==== GIVEN ENTRIES

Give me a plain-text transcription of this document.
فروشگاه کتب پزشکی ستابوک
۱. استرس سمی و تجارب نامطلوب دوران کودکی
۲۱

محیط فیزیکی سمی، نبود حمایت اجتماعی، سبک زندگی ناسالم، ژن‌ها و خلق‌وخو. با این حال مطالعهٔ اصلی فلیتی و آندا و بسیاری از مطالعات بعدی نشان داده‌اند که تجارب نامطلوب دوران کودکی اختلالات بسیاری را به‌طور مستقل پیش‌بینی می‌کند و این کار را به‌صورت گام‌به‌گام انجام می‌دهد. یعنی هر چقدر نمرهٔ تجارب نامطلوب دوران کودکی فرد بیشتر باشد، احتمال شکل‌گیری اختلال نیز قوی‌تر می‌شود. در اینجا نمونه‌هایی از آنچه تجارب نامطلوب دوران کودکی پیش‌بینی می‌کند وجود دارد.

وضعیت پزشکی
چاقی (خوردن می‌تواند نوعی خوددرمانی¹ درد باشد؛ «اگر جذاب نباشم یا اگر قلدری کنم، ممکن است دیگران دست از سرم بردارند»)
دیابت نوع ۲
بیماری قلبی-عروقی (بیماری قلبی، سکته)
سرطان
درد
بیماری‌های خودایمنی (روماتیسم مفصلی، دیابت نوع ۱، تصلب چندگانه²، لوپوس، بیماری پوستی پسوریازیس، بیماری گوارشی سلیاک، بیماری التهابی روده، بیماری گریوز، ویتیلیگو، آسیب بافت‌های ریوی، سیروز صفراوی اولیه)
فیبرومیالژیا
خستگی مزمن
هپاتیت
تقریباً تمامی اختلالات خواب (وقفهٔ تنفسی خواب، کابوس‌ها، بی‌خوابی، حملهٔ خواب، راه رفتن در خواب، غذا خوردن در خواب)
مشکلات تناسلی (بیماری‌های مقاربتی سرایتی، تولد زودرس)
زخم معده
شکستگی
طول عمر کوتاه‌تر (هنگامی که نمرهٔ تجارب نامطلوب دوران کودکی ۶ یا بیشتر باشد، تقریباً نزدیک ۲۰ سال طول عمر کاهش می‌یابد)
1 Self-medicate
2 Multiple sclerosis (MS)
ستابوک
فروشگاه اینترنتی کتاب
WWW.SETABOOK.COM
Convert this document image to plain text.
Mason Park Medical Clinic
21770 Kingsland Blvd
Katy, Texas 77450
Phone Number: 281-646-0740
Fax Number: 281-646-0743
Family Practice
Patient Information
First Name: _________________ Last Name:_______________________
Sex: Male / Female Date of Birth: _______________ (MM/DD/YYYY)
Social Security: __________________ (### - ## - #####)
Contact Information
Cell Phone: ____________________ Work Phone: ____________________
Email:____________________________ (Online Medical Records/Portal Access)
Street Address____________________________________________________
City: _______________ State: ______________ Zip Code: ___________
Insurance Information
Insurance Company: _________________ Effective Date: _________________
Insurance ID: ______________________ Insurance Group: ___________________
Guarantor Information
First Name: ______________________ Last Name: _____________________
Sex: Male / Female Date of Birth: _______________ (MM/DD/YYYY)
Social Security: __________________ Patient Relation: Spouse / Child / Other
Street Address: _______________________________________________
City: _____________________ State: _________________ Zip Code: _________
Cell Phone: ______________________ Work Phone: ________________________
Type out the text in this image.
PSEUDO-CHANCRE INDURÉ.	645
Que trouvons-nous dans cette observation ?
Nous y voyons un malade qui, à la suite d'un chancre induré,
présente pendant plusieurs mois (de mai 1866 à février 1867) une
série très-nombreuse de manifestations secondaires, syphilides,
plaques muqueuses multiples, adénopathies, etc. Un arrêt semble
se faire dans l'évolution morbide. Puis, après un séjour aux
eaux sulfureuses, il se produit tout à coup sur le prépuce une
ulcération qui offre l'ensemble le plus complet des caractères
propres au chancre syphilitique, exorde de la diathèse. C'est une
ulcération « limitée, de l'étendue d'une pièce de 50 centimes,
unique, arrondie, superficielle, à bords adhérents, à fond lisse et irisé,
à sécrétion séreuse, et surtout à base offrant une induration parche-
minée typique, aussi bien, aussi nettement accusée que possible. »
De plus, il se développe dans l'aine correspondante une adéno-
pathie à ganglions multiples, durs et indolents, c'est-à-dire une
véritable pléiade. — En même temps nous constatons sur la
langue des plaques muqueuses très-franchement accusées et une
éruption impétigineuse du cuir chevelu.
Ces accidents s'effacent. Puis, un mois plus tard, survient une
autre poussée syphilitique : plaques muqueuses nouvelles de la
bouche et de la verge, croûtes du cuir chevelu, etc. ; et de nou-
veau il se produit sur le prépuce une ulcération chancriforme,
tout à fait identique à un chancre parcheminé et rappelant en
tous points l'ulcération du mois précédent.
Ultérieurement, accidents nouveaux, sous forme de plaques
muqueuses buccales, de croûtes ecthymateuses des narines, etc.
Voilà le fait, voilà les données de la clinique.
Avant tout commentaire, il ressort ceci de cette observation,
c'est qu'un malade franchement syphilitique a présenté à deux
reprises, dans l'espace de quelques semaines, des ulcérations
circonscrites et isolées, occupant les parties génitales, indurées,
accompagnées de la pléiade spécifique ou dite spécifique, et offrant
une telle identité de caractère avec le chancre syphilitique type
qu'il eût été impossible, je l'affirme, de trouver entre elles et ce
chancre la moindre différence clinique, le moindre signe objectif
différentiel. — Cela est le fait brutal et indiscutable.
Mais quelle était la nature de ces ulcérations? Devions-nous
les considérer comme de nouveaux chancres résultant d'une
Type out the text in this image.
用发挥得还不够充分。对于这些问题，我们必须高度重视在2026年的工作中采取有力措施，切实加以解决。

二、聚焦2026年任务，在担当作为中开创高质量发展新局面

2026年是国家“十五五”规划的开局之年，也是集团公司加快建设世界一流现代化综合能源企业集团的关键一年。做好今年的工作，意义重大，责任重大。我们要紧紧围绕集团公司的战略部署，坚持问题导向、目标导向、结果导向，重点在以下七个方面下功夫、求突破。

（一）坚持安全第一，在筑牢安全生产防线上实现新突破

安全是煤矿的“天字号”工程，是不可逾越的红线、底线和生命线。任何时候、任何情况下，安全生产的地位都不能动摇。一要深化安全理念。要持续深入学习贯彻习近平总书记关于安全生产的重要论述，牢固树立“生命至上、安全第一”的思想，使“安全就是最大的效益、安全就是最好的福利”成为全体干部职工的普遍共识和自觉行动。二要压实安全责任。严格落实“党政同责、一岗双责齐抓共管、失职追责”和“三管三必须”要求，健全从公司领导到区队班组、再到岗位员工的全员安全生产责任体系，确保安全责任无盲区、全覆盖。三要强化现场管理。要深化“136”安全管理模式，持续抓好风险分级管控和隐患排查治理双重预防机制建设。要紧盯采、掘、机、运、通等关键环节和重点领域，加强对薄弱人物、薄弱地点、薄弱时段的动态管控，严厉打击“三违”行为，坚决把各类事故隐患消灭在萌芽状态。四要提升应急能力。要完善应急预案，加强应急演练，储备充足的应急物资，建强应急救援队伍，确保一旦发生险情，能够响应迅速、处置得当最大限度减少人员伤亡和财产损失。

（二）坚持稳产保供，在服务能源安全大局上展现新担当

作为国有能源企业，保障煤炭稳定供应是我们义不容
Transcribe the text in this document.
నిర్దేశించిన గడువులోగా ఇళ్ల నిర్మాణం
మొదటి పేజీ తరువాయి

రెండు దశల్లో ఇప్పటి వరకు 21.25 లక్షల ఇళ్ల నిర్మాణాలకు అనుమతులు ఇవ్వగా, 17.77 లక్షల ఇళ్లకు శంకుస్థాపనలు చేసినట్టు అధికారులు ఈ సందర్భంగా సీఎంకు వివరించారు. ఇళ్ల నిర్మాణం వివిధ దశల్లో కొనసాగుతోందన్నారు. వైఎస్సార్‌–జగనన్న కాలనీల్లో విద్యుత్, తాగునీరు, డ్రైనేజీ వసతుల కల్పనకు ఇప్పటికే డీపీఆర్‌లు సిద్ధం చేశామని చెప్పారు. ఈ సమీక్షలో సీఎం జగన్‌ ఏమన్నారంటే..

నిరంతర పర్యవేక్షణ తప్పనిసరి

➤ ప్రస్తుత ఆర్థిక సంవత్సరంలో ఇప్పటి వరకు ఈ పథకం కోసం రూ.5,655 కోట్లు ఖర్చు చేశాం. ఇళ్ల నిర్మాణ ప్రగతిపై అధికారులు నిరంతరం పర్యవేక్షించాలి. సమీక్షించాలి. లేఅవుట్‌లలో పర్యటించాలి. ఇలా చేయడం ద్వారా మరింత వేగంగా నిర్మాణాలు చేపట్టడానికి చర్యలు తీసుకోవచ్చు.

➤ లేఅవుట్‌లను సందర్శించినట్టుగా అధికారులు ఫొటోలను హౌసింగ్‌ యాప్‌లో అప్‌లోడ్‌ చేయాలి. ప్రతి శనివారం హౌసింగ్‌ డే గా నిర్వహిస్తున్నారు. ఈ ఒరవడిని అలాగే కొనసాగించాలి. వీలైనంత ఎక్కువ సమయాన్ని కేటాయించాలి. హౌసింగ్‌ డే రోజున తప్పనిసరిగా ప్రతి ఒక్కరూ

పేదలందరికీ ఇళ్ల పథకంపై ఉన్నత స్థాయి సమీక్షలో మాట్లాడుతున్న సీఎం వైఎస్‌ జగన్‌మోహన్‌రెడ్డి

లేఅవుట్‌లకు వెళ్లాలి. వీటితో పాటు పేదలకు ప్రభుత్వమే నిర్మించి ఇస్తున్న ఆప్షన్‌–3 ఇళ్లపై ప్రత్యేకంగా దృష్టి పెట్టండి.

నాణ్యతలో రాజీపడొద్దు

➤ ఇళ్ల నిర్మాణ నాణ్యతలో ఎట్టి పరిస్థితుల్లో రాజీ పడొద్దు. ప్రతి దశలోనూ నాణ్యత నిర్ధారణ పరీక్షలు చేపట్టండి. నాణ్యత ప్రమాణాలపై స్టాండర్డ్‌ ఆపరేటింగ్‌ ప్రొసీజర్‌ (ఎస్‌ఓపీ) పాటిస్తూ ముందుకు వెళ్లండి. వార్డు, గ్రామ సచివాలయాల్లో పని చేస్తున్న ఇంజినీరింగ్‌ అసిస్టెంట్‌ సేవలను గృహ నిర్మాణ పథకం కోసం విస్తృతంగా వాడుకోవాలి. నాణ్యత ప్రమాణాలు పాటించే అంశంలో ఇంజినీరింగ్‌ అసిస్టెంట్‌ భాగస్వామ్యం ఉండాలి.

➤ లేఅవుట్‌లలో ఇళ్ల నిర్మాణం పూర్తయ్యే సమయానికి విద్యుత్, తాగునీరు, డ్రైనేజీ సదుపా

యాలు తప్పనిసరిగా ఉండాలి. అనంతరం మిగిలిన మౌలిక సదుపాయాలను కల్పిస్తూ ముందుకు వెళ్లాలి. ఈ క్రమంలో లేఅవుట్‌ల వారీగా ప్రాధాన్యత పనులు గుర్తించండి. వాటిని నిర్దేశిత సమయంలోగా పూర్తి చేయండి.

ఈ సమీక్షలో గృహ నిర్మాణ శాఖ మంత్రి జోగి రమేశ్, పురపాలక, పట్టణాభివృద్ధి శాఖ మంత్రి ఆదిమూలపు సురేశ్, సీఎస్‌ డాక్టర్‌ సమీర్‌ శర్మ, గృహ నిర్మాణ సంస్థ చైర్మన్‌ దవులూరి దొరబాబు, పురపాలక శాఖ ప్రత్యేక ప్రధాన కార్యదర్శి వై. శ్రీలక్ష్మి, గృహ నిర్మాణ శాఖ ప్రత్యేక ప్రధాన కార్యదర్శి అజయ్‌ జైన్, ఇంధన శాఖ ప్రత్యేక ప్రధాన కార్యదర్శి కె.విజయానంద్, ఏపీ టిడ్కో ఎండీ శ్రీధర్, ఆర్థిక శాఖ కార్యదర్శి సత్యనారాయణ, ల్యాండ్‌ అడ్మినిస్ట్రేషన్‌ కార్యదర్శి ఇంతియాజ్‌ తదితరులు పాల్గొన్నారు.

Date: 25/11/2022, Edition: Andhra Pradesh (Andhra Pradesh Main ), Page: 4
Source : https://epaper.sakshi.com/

========

» **WHAT THIS TASK INVOLVES**: Pick out all lines from the data above in which the word "Puis" appears.

» **COMPLETE RESPONSE**:
se faire dans l'évolution morbide. Puis, après un séjour aux
Ces accidents s'effacent. Puis, un mois plus tard, survient une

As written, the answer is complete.